» STATED GOAL: Search the records below for the word "местной". Pull out each line that has it.
((
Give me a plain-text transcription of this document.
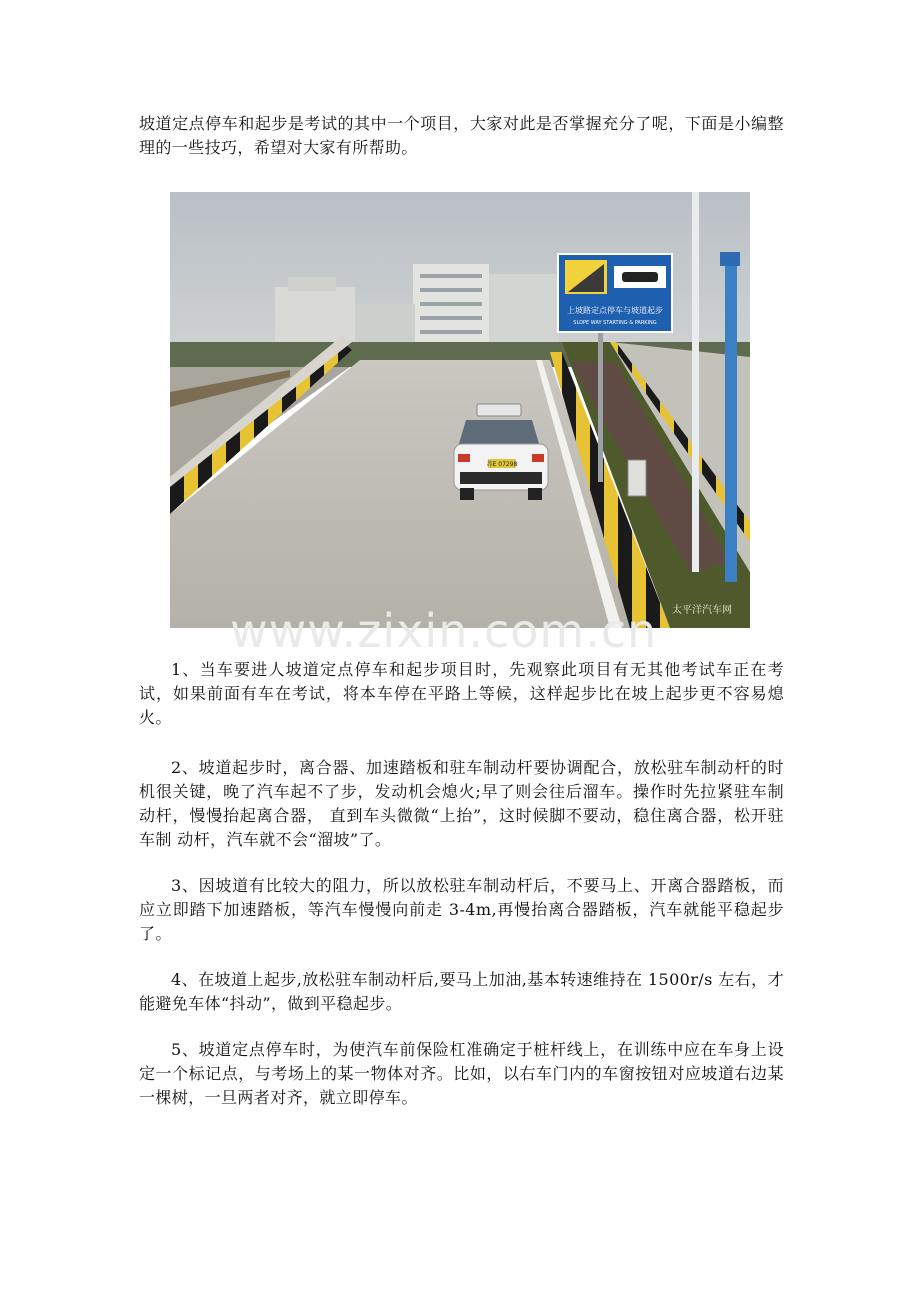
坡道定点停车和起步是考试的其中一个项目，大家对此是否掌握充分了呢，下面是小编整理的一些技巧，希望对大家有所帮助。

上坡路定点停车与坡道起步
SLOPE WAY STARTING & PARKING
苏E 07298
太平洋汽车网
www.zixin.com.cn

1、当车要进人坡道定点停车和起步项目时，先观察此项目有无其他考试车正在考试，如果前面有车在考试，将本车停在平路上等候，这样起步比在坡上起步更不容易熄火。

2、坡道起步时，离合器、加速踏板和驻车制动杆要协调配合，放松驻车制动杆的时机很关键，晚了汽车起不了步，发动机会熄火;早了则会往后溜车。操作时先拉紧驻车制动杆，慢慢抬起离合器， 直到车头微微“上抬”，这时候脚不要动，稳住离合器，松开驻车制 动杆，汽车就不会“溜坡”了。

3、因坡道有比较大的阻力，所以放松驻车制动杆后，不要马上、开离合器踏板，而应立即踏下加速踏板，等汽车慢慢向前走 3-4m,再慢抬离合器踏板，汽车就能平稳起步了。

4、在坡道上起步,放松驻车制动杆后,要马上加油,基本转速维持在 1500r/s 左右，才能避免车体“抖动”，做到平稳起步。

5、坡道定点停车时，为使汽车前保险杠准确定于桩杆线上，在训练中应在车身上设定一个标记点，与考场上的某一物体对齐。比如，以右车门内的车窗按钮对应坡道右边某一棵树，一旦两者对齐，就立即停车。
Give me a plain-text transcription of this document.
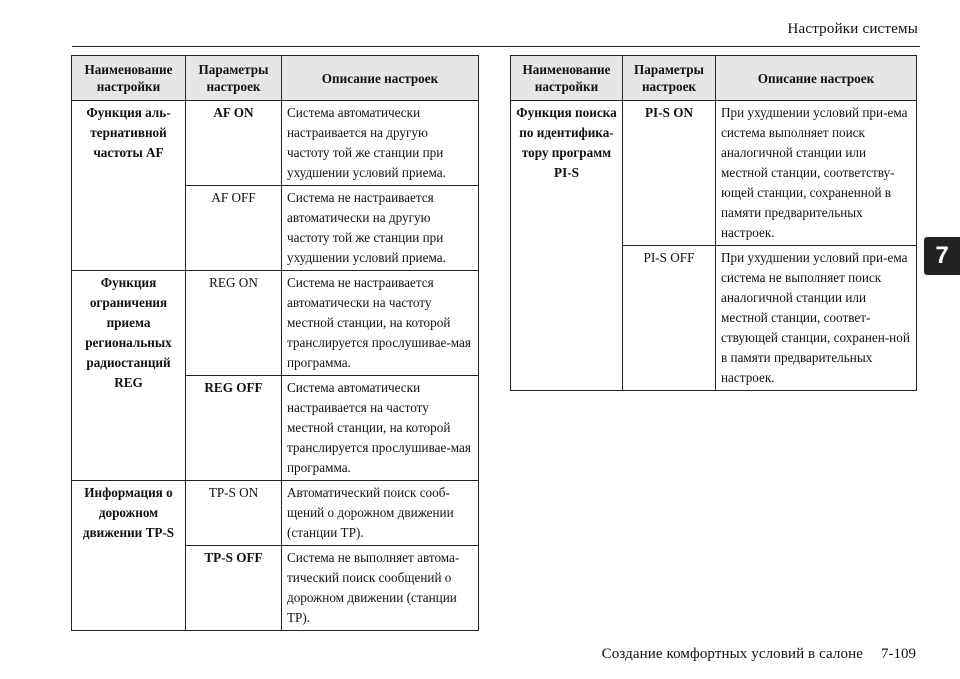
Настройки системы
7
Наименование настройки	Параметры настроек	Описание настроек
Функция аль-тернативной частоты AF	AF ON	Система автоматически настраивается на другую частоту той же станции при ухудшении условий приема.
	AF OFF	Система не настраивается автоматически на другую частоту той же станции при ухудшении условий приема.
Функция ограничения приема региональных радиостанций REG	REG ON	Система не настраивается автоматически на частоту местной станции, на которой транслируется прослушивае-мая программа.
	REG OFF	Система автоматически настраивается на частоту местной станции, на которой транслируется прослушивае-мая программа.
Информация о дорожном движении TP-S	TP-S ON	Автоматический поиск сооб-щений о дорожном движении (станции TP).
	TP-S OFF	Система не выполняет автома-тический поиск сообщений о дорожном движении (станции TP).
Наименование настройки	Параметры настроек	Описание настроек
Функция поиска по идентифика-тору программ PI-S	PI-S ON	При ухудшении условий при-ема система выполняет поиск аналогичной станции или местной станции, соответству-ющей станции, сохраненной в памяти предварительных настроек.
	PI-S OFF	При ухудшении условий при-ема система не выполняет поиск аналогичной станции или местной станции, соответ-ствующей станции, сохранен-ной в памяти предварительных настроек.
Создание комфортных условий в салоне 7-109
))
» WORKED ANSWER:
Функция ограничения приема региональных радиостанций REG	REG ON	Система не настраивается автоматически на частоту местной станции, на которой транслируется прослушивае-мая программа.
	REG OFF	Система автоматически настраивается на частоту местной станции, на которой транслируется прослушивае-мая программа.
Функция поиска по идентифика-тору программ PI-S	PI-S ON	При ухудшении условий при-ема система выполняет поиск аналогичной станции или местной станции, соответству-ющей станции, сохраненной в памяти предварительных настроек.
	PI-S OFF	При ухудшении условий при-ема система не выполняет поиск аналогичной станции или местной станции, соответ-ствующей станции, сохранен-ной в памяти предварительных настроек.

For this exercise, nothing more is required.